»»

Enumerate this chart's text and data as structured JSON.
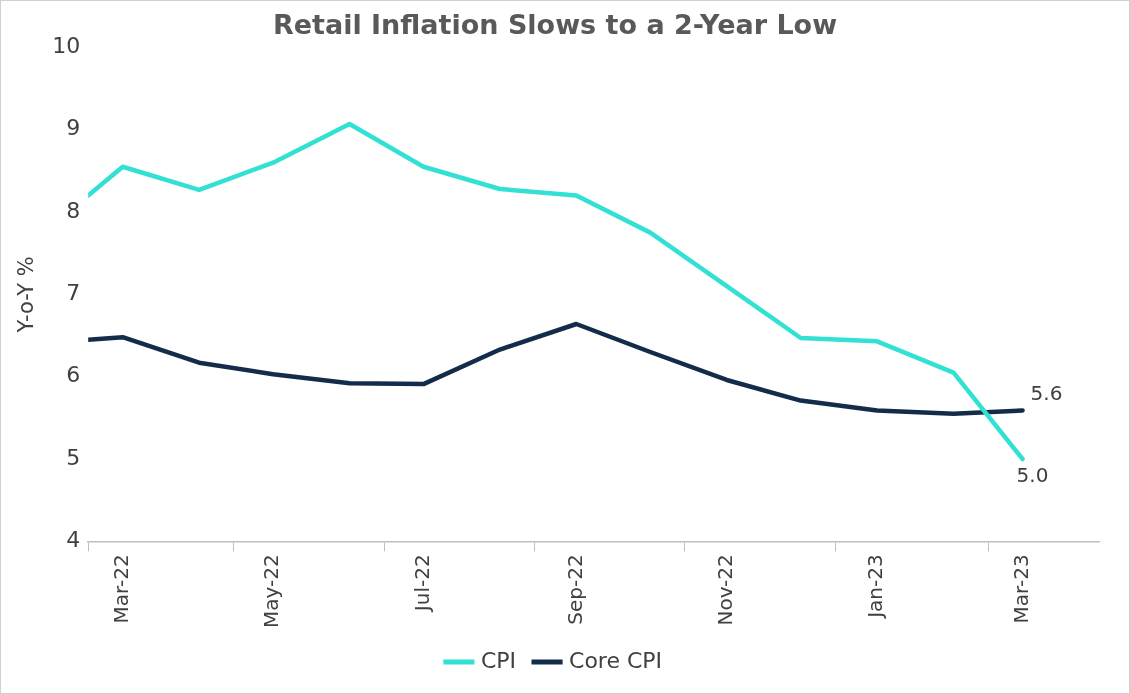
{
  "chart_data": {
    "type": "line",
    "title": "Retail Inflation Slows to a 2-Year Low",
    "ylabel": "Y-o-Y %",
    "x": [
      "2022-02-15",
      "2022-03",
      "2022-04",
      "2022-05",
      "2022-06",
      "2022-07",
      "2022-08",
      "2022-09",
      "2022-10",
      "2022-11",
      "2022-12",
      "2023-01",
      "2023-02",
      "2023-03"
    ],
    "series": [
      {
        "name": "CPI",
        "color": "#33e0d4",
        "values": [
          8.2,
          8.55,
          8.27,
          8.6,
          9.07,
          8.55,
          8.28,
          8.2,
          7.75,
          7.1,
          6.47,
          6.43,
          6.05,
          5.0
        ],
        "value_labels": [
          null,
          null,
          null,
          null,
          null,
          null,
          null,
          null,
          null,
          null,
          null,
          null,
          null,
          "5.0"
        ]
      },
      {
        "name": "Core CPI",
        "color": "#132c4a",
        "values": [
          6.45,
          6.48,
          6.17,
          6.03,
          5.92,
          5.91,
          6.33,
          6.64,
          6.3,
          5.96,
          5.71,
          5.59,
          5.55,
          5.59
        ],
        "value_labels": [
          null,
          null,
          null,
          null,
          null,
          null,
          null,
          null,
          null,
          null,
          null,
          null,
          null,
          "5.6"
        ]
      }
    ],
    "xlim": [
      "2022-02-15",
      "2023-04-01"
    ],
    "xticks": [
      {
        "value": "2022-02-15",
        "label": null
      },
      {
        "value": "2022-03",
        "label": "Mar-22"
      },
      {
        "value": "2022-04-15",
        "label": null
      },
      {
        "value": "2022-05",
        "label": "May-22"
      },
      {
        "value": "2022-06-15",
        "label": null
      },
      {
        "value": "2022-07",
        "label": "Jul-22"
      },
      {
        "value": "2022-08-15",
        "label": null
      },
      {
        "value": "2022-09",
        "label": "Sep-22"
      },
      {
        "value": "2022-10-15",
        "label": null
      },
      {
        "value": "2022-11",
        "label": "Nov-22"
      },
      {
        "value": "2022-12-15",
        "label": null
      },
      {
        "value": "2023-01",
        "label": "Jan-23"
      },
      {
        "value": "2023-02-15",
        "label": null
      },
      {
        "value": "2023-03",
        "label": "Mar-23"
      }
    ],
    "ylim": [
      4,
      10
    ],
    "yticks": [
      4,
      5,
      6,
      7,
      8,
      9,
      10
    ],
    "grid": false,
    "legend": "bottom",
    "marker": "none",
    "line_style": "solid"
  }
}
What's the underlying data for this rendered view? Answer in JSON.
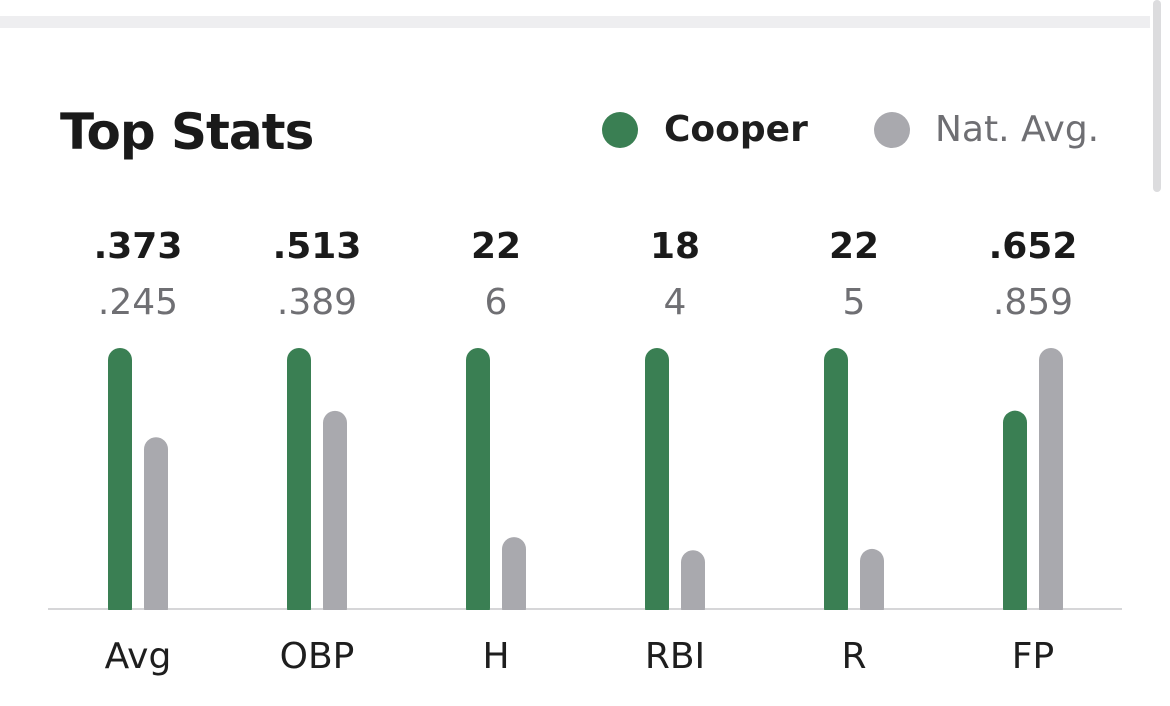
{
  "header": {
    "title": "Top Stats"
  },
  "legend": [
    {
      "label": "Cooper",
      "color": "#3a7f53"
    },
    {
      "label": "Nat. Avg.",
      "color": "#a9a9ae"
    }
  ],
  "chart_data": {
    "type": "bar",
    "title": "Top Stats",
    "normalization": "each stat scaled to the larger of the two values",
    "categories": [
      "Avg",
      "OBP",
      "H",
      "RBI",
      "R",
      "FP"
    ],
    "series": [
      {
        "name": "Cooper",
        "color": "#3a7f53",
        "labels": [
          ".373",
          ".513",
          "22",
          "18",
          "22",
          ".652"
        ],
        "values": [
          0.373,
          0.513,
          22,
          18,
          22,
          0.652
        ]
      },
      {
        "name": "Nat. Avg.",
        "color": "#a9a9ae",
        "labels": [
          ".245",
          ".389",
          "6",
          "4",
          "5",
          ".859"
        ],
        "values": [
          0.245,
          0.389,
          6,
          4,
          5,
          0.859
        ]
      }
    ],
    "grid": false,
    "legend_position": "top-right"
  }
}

««
»»

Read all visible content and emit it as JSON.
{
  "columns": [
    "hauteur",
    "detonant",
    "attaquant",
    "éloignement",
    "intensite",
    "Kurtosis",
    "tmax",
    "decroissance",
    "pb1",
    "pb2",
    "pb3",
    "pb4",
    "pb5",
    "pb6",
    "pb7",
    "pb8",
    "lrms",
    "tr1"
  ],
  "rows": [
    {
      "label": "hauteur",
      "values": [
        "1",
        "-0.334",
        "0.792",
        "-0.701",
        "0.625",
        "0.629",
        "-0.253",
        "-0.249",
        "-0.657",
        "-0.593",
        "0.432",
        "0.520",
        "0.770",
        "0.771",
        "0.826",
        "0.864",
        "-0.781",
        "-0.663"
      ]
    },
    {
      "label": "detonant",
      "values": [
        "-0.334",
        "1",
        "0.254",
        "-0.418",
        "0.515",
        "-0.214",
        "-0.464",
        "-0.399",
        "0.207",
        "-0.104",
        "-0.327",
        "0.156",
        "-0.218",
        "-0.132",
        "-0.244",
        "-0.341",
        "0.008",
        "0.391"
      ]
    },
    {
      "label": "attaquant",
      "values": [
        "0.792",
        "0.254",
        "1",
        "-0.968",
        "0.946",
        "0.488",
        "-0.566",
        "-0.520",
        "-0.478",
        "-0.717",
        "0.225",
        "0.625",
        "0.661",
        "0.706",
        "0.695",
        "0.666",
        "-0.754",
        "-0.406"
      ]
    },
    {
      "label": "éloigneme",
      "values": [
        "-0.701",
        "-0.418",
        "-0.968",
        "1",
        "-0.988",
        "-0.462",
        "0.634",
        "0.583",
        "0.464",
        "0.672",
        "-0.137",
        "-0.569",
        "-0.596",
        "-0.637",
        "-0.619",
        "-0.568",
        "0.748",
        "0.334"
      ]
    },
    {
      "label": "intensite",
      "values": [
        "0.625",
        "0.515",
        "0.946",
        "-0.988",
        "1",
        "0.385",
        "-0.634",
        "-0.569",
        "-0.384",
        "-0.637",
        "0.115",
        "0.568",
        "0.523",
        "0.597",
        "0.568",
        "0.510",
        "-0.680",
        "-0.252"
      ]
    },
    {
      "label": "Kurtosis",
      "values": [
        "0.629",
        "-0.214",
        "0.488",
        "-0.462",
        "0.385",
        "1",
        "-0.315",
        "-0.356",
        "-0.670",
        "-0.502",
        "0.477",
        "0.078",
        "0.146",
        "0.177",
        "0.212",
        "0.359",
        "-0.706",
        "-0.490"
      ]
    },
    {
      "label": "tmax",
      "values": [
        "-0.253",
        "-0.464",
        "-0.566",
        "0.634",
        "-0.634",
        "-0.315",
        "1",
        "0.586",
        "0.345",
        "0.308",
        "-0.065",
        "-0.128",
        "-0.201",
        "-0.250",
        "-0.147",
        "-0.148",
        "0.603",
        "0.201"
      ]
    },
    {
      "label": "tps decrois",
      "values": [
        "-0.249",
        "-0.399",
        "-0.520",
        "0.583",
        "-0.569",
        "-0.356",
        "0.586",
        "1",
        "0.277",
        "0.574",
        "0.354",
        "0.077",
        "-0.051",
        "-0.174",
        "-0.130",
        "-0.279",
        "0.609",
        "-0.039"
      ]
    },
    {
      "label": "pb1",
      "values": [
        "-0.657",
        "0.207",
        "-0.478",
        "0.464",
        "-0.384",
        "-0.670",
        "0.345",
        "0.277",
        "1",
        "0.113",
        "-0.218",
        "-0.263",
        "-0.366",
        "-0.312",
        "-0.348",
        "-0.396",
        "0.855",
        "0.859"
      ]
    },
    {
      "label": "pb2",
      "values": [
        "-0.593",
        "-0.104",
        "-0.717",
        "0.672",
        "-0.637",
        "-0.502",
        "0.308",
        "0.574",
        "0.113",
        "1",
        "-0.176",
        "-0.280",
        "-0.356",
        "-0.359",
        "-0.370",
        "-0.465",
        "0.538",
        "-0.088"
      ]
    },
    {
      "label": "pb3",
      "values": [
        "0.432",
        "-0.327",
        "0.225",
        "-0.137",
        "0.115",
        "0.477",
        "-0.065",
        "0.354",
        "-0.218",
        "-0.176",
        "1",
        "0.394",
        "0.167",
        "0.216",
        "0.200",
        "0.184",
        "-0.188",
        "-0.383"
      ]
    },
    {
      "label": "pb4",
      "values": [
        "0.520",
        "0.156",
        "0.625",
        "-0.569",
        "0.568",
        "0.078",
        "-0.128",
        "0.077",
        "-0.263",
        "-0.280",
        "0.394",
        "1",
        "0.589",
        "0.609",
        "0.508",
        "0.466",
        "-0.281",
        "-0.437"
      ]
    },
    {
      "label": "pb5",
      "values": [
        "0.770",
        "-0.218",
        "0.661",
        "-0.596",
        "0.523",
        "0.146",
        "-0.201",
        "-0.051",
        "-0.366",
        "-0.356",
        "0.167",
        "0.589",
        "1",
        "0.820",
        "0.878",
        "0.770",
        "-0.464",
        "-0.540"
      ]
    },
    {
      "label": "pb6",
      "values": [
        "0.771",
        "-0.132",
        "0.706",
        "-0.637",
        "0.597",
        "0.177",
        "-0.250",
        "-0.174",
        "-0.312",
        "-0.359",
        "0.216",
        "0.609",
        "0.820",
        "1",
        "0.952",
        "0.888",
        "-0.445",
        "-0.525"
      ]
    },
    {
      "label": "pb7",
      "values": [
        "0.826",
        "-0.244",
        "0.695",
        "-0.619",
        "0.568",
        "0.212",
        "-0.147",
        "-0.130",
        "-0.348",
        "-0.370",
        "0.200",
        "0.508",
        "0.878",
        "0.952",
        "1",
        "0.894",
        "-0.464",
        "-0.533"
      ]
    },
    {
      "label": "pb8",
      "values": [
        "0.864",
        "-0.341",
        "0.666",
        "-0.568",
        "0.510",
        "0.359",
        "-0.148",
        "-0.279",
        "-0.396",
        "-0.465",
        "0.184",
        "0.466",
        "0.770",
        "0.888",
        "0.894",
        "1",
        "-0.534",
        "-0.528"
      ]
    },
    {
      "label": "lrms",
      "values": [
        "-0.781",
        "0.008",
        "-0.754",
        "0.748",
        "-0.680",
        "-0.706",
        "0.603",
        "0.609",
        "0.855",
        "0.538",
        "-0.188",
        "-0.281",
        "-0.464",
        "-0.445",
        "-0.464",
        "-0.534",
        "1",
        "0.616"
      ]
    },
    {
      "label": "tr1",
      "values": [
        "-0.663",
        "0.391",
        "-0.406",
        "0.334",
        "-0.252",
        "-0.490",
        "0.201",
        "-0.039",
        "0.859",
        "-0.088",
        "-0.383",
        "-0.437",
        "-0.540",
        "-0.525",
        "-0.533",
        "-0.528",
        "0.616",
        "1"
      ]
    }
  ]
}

««

Copy out every line holding the string "JSON".

SOLUTION TO THE PROBLEM:
Enumerate this chart's text and data as structured JSON.
What's the underlying data for this rendered view? Answer in JSON.
Read all visible content and emit it as JSON.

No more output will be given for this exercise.